Take the entries below and return them unchanged.

━━ DATA TO PROCESS ━━

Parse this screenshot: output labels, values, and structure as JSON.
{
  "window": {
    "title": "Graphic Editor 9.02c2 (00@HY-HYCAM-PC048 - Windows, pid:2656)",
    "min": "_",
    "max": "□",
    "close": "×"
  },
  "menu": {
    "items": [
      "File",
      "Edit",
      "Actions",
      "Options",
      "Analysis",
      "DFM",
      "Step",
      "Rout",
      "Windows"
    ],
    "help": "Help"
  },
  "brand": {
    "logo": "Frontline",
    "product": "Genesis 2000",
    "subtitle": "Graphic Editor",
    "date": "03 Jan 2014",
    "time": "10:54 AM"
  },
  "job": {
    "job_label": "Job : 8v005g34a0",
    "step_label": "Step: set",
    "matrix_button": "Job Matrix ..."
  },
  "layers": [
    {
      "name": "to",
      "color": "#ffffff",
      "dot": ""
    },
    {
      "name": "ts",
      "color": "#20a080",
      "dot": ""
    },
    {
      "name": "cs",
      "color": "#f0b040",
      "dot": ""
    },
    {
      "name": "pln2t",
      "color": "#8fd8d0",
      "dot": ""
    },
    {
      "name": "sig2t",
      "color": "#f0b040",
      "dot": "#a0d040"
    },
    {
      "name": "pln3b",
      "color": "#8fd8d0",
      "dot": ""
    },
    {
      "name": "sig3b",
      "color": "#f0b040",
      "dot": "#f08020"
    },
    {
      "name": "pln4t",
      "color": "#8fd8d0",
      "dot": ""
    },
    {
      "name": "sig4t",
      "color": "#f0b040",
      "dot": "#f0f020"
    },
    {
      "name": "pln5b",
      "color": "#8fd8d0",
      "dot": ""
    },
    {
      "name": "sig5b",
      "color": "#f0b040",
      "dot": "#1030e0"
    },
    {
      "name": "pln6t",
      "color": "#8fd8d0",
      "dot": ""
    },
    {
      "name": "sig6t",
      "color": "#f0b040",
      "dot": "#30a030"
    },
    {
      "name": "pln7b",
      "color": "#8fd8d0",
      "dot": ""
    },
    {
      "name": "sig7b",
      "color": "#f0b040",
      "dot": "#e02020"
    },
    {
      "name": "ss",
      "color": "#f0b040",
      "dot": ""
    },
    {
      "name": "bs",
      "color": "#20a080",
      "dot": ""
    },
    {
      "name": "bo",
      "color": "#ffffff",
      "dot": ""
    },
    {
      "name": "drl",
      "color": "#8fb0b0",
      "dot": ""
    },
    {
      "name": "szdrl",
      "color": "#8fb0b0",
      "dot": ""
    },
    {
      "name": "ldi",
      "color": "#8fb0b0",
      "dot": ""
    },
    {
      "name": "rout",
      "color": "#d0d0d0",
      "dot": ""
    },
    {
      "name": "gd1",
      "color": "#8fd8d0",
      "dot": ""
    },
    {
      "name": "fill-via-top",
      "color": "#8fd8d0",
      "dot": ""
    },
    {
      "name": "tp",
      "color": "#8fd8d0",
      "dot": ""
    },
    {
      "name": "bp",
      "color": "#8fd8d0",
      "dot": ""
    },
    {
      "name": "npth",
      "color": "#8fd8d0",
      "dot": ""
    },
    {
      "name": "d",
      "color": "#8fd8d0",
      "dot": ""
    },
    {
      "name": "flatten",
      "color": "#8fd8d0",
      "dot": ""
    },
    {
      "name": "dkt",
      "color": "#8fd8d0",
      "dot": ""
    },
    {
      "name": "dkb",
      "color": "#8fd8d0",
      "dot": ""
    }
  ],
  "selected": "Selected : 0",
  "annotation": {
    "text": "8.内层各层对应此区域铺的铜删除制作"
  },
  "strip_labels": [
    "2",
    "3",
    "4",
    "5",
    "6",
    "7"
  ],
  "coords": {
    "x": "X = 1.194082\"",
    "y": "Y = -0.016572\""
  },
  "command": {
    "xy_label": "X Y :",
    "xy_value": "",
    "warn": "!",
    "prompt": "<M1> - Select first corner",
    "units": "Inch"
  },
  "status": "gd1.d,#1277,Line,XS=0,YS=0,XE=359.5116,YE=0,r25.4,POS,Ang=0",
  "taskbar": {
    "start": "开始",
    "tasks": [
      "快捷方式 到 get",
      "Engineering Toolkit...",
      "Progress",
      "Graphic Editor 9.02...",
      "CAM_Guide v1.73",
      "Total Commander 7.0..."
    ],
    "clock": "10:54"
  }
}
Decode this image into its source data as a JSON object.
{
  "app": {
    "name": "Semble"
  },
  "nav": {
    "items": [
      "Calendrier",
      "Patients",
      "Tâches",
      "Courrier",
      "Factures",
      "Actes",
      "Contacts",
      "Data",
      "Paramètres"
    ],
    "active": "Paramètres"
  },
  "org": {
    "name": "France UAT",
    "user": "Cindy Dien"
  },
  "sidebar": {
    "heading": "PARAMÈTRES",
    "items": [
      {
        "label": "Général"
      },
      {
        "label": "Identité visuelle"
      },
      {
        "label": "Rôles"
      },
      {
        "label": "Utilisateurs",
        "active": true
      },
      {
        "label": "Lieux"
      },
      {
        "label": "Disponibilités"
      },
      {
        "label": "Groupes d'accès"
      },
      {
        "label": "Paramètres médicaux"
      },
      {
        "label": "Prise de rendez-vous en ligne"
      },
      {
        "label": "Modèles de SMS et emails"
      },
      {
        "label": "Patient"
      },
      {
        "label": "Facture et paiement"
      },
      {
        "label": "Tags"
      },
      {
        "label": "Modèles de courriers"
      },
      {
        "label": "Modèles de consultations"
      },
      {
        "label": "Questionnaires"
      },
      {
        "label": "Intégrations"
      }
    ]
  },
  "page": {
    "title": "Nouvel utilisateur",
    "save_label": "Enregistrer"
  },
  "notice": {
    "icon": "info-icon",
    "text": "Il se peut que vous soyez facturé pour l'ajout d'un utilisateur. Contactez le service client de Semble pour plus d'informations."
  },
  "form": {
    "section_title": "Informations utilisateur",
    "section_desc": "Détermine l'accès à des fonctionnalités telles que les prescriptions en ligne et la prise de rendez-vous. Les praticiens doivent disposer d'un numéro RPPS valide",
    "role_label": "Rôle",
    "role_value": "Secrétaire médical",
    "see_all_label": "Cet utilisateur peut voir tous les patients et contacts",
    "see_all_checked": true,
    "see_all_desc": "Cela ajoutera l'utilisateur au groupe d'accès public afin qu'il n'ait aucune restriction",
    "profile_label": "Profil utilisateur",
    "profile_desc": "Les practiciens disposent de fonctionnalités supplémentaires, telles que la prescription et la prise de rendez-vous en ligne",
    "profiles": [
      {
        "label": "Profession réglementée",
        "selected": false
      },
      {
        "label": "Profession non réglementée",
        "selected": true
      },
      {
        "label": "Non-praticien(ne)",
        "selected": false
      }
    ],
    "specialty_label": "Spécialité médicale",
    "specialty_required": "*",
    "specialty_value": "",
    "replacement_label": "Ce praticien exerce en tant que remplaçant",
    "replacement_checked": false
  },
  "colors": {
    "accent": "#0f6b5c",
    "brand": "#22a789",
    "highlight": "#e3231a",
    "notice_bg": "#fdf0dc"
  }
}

━━━

§ **RESULT FOR THIS EXERCISE**:
Parse this screenshot: output labels, values, and structure as JSON.
{
  "window": {
    "title": "Graphic Editor 9.02c2 (00@HY-HYCAM-PC048 - Windows, pid:2656)",
    "min": "_",
    "max": "□",
    "close": "×"
  },
  "menu": {
    "items": [
      "File",
      "Edit",
      "Actions",
      "Options",
      "Analysis",
      "DFM",
      "Step",
      "Rout",
      "Windows"
    ],
    "help": "Help"
  },
  "brand": {
    "logo": "Frontline",
    "product": "Genesis 2000",
    "subtitle": "Graphic Editor",
    "date": "03 Jan 2014",
    "time": "10:54 AM"
  },
  "job": {
    "job_label": "Job : 8v005g34a0",
    "step_label": "Step: set",
    "matrix_button": "Job Matrix ..."
  },
  "layers": [
    {
      "name": "to",
      "color": "#ffffff",
      "dot": ""
    },
    {
      "name": "ts",
      "color": "#20a080",
      "dot": ""
    },
    {
      "name": "cs",
      "color": "#f0b040",
      "dot": ""
    },
    {
      "name": "pln2t",
      "color": "#8fd8d0",
      "dot": ""
    },
    {
      "name": "sig2t",
      "color": "#f0b040",
      "dot": "#a0d040"
    },
    {
      "name": "pln3b",
      "color": "#8fd8d0",
      "dot": ""
    },
    {
      "name": "sig3b",
      "color": "#f0b040",
      "dot": "#f08020"
    },
    {
      "name": "pln4t",
      "color": "#8fd8d0",
      "dot": ""
    },
    {
      "name": "sig4t",
      "color": "#f0b040",
      "dot": "#f0f020"
    },
    {
      "name": "pln5b",
      "color": "#8fd8d0",
      "dot": ""
    },
    {
      "name": "sig5b",
      "color": "#f0b040",
      "dot": "#1030e0"
    },
    {
      "name": "pln6t",
      "color": "#8fd8d0",
      "dot": ""
    },
    {
      "name": "sig6t",
      "color": "#f0b040",
      "dot": "#30a030"
    },
    {
      "name": "pln7b",
      "color": "#8fd8d0",
      "dot": ""
    },
    {
      "name": "sig7b",
      "color": "#f0b040",
      "dot": "#e02020"
    },
    {
      "name": "ss",
      "color": "#f0b040",
      "dot": ""
    },
    {
      "name": "bs",
      "color": "#20a080",
      "dot": ""
    },
    {
      "name": "bo",
      "color": "#ffffff",
      "dot": ""
    },
    {
      "name": "drl",
      "color": "#8fb0b0",
      "dot": ""
    },
    {
      "name": "szdrl",
      "color": "#8fb0b0",
      "dot": ""
    },
    {
      "name": "ldi",
      "color": "#8fb0b0",
      "dot": ""
    },
    {
      "name": "rout",
      "color": "#d0d0d0",
      "dot": ""
    },
    {
      "name": "gd1",
      "color": "#8fd8d0",
      "dot": ""
    },
    {
      "name": "fill-via-top",
      "color": "#8fd8d0",
      "dot": ""
    },
    {
      "name": "tp",
      "color": "#8fd8d0",
      "dot": ""
    },
    {
      "name": "bp",
      "color": "#8fd8d0",
      "dot": ""
    },
    {
      "name": "npth",
      "color": "#8fd8d0",
      "dot": ""
    },
    {
      "name": "d",
      "color": "#8fd8d0",
      "dot": ""
    },
    {
      "name": "flatten",
      "color": "#8fd8d0",
      "dot": ""
    },
    {
      "name": "dkt",
      "color": "#8fd8d0",
      "dot": ""
    },
    {
      "name": "dkb",
      "color": "#8fd8d0",
      "dot": ""
    }
  ],
  "selected": "Selected : 0",
  "annotation": {
    "text": "8.内层各层对应此区域铺的铜删除制作"
  },
  "strip_labels": [
    "2",
    "3",
    "4",
    "5",
    "6",
    "7"
  ],
  "coords": {
    "x": "X = 1.194082\"",
    "y": "Y = -0.016572\""
  },
  "command": {
    "xy_label": "X Y :",
    "xy_value": "",
    "warn": "!",
    "prompt": "<M1> - Select first corner",
    "units": "Inch"
  },
  "status": "gd1.d,#1277,Line,XS=0,YS=0,XE=359.5116,YE=0,r25.4,POS,Ang=0",
  "taskbar": {
    "start": "开始",
    "tasks": [
      "快捷方式 到 get",
      "Engineering Toolkit...",
      "Progress",
      "Graphic Editor 9.02...",
      "CAM_Guide v1.73",
      "Total Commander 7.0..."
    ],
    "clock": "10:54"
  }
}
Decode this image into its source data as a JSON object.
{
  "app": {
    "name": "Semble"
  },
  "nav": {
    "items": [
      "Calendrier",
      "Patients",
      "Tâches",
      "Courrier",
      "Factures",
      "Actes",
      "Contacts",
      "Data",
      "Paramètres"
    ],
    "active": "Paramètres"
  },
  "org": {
    "name": "France UAT",
    "user": "Cindy Dien"
  },
  "sidebar": {
    "heading": "PARAMÈTRES",
    "items": [
      {
        "label": "Général"
      },
      {
        "label": "Identité visuelle"
      },
      {
        "label": "Rôles"
      },
      {
        "label": "Utilisateurs",
        "active": true
      },
      {
        "label": "Lieux"
      },
      {
        "label": "Disponibilités"
      },
      {
        "label": "Groupes d'accès"
      },
      {
        "label": "Paramètres médicaux"
      },
      {
        "label": "Prise de rendez-vous en ligne"
      },
      {
        "label": "Modèles de SMS et emails"
      },
      {
        "label": "Patient"
      },
      {
        "label": "Facture et paiement"
      },
      {
        "label": "Tags"
      },
      {
        "label": "Modèles de courriers"
      },
      {
        "label": "Modèles de consultations"
      },
      {
        "label": "Questionnaires"
      },
      {
        "label": "Intégrations"
      }
    ]
  },
  "page": {
    "title": "Nouvel utilisateur",
    "save_label": "Enregistrer"
  },
  "notice": {
    "icon": "info-icon",
    "text": "Il se peut que vous soyez facturé pour l'ajout d'un utilisateur. Contactez le service client de Semble pour plus d'informations."
  },
  "form": {
    "section_title": "Informations utilisateur",
    "section_desc": "Détermine l'accès à des fonctionnalités telles que les prescriptions en ligne et la prise de rendez-vous. Les praticiens doivent disposer d'un numéro RPPS valide",
    "role_label": "Rôle",
    "role_value": "Secrétaire médical",
    "see_all_label": "Cet utilisateur peut voir tous les patients et contacts",
    "see_all_checked": true,
    "see_all_desc": "Cela ajoutera l'utilisateur au groupe d'accès public afin qu'il n'ait aucune restriction",
    "profile_label": "Profil utilisateur",
    "profile_desc": "Les practiciens disposent de fonctionnalités supplémentaires, telles que la prescription et la prise de rendez-vous en ligne",
    "profiles": [
      {
        "label": "Profession réglementée",
        "selected": false
      },
      {
        "label": "Profession non réglementée",
        "selected": true
      },
      {
        "label": "Non-praticien(ne)",
        "selected": false
      }
    ],
    "specialty_label": "Spécialité médicale",
    "specialty_required": "*",
    "specialty_value": "",
    "replacement_label": "Ce praticien exerce en tant que remplaçant",
    "replacement_checked": false
  },
  "colors": {
    "accent": "#0f6b5c",
    "brand": "#22a789",
    "highlight": "#e3231a",
    "notice_bg": "#fdf0dc"
  }
}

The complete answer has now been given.